### Task to carry out
A faithful transcription of all the data is required.

[Excerpts from a figure dataset]
+ + +
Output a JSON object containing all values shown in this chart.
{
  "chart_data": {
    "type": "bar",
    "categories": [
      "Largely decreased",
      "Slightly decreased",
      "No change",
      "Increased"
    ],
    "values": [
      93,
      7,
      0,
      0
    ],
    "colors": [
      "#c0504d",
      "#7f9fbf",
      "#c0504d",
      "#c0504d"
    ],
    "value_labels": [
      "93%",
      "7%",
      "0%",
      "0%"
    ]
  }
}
+ + +
### Expected answer
Output a JSON object containing all values shown in this chart.
{
  "chart_data": {
    "type": "bar",
    "categories": [
      "Largely decreased",
      "Slightly decreased",
      "No change",
      "Increased"
    ],
    "values": [
      93,
      7,
      0,
      0
    ],
    "colors": [
      "#c0504d",
      "#7f9fbf",
      "#c0504d",
      "#c0504d"
    ],
    "value_labels": [
      "93%",
      "7%",
      "0%",
      "0%"
    ]
  }
}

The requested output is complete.